Given request ->
Copy out every line of the records where the string "dash" occurs.

[Dataset entries on figures]
○ ○ ○ ○ ○ ○ ○

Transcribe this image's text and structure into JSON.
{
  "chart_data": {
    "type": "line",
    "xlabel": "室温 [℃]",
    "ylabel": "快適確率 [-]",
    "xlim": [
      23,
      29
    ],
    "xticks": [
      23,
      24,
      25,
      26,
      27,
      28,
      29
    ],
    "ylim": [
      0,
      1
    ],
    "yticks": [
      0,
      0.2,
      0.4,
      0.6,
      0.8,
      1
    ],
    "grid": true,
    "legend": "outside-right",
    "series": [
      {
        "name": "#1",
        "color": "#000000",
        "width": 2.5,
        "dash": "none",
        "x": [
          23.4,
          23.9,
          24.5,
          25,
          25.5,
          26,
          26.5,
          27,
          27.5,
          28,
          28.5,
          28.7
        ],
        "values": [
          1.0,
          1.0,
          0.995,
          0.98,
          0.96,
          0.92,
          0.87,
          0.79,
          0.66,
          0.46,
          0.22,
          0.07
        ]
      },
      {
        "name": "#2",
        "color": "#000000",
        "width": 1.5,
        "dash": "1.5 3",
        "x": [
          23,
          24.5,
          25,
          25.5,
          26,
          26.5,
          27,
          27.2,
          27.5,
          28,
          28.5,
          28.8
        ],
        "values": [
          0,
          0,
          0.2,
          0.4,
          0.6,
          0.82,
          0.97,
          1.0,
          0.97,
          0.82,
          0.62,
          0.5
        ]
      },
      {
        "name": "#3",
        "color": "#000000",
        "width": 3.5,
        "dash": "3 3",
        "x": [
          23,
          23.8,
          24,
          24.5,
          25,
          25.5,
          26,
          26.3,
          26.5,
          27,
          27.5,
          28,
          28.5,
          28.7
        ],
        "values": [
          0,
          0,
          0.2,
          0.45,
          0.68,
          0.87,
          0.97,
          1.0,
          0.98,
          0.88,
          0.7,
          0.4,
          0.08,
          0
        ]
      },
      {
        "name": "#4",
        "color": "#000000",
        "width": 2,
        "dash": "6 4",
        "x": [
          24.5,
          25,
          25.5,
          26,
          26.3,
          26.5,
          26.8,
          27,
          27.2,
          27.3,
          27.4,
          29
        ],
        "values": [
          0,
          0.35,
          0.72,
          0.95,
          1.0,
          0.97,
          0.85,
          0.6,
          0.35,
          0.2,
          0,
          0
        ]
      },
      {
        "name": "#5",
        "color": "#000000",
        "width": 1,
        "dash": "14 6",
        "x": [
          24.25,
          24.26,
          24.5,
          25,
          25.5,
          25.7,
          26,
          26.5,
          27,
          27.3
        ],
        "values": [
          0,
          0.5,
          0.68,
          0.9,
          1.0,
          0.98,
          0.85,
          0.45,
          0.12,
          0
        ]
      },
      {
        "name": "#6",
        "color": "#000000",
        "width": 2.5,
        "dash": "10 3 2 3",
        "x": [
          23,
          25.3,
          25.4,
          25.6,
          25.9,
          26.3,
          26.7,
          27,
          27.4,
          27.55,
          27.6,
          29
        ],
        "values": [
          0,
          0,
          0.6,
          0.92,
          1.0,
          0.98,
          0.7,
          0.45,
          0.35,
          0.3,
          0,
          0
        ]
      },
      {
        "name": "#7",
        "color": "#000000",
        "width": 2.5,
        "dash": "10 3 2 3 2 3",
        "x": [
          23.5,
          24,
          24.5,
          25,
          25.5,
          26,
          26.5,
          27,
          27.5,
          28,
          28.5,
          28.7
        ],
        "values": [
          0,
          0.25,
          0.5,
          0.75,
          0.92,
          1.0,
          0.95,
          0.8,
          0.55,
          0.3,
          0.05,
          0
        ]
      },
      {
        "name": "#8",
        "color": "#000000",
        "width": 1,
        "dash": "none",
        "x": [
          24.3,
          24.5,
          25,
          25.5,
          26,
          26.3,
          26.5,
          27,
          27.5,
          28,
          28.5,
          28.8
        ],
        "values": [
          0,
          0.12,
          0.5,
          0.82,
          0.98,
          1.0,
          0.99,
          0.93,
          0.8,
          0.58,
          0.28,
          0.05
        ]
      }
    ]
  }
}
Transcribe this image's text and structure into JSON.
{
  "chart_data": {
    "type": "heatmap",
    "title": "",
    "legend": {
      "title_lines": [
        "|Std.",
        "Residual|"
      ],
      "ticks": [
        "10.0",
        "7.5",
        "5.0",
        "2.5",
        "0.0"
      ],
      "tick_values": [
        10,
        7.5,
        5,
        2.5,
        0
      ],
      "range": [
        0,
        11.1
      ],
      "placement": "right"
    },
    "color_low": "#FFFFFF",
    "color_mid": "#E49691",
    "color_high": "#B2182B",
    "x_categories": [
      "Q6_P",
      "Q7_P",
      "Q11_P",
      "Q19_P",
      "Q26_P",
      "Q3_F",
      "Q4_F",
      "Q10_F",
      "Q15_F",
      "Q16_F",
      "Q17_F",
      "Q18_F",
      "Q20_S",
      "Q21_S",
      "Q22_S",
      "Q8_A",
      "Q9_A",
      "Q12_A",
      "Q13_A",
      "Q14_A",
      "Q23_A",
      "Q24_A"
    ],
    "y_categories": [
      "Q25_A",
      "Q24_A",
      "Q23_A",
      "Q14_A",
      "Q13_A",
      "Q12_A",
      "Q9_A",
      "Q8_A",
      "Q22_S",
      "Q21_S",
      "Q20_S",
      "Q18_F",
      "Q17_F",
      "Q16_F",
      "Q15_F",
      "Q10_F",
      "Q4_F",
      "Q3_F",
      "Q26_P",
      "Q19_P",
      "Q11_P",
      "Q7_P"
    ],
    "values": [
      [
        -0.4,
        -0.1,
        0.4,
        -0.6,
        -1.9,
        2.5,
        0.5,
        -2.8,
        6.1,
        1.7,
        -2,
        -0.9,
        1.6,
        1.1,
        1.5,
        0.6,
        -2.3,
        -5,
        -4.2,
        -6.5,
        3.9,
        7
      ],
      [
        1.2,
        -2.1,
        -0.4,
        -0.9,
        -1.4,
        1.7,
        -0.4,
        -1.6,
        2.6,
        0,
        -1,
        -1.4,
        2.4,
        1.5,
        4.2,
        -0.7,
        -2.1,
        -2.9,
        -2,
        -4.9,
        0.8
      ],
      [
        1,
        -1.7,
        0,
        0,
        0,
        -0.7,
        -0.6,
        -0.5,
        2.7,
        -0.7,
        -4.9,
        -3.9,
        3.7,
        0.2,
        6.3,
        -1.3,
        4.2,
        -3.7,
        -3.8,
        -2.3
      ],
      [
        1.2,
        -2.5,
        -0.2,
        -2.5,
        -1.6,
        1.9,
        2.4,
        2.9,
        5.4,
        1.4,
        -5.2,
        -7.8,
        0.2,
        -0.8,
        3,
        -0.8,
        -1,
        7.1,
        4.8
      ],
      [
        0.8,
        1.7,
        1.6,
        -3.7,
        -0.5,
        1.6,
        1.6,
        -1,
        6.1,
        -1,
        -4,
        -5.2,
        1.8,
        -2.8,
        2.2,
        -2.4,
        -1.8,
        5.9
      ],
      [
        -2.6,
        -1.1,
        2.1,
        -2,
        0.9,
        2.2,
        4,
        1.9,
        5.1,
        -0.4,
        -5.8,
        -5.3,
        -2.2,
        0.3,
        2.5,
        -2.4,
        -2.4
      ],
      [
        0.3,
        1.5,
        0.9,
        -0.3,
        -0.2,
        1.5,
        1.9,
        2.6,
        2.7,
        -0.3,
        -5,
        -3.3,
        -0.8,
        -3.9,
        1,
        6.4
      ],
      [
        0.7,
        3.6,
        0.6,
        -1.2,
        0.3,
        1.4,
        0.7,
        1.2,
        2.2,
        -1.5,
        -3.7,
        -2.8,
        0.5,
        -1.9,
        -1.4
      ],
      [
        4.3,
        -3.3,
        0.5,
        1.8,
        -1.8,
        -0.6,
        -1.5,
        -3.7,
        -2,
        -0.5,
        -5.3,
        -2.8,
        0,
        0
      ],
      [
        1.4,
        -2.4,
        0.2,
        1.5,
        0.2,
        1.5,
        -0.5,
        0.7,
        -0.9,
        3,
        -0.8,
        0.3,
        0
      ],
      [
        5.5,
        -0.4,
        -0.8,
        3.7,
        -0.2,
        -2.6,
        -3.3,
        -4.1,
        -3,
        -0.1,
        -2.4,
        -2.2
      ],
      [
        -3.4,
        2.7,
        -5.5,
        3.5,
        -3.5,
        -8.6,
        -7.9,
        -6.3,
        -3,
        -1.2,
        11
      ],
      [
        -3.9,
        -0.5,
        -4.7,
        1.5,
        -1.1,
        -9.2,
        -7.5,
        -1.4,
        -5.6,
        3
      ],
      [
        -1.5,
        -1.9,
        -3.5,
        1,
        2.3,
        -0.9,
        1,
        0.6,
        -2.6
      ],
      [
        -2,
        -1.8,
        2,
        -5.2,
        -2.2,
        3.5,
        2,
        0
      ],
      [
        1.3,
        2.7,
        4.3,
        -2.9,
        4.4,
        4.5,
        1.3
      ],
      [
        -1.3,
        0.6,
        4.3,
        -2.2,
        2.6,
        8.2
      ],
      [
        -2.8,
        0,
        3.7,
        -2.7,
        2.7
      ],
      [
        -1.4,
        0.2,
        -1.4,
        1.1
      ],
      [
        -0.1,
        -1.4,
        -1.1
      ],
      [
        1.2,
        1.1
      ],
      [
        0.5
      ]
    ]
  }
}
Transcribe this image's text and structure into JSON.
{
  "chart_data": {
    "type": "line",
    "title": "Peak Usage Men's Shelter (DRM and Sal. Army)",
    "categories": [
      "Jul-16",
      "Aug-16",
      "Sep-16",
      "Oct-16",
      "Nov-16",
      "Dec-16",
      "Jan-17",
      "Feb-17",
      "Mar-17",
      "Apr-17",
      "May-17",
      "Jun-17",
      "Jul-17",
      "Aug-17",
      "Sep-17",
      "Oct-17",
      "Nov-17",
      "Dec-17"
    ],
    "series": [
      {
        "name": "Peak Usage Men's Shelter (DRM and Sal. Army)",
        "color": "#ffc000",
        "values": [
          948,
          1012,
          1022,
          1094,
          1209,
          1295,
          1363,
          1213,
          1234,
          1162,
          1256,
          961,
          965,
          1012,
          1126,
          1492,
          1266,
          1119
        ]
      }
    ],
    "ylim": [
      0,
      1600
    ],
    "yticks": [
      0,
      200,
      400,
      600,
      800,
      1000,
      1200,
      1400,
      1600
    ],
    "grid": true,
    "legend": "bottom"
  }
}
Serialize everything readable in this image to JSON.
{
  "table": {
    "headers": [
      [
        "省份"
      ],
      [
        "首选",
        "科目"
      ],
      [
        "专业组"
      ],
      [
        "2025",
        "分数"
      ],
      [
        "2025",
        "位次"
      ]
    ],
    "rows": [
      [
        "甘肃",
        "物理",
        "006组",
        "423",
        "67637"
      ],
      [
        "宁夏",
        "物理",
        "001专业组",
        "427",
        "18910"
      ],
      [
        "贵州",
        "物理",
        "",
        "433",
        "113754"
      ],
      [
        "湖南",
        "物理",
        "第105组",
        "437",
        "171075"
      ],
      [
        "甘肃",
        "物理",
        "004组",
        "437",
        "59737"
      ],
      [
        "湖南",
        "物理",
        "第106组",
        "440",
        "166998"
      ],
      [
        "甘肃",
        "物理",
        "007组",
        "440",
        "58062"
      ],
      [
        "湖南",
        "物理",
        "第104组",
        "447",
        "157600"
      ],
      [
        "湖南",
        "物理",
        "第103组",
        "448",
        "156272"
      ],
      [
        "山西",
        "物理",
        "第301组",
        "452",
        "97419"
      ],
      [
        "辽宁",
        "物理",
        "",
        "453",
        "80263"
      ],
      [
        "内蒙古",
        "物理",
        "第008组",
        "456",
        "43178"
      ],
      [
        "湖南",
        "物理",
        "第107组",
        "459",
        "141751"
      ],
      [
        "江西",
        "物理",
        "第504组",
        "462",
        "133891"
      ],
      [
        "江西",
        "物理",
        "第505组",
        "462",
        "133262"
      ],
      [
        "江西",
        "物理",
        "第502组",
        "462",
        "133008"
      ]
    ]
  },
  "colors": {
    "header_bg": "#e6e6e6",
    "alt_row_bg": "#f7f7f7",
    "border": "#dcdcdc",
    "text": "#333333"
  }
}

○ ○ ○ ○ ○ ○ ○

Solved problem ->
        "dash": "none",
        "dash": "1.5 3",
        "dash": "3 3",
        "dash": "6 4",
        "dash": "14 6",
        "dash": "10 3 2 3",
        "dash": "10 3 2 3 2 3",
        "dash": "none",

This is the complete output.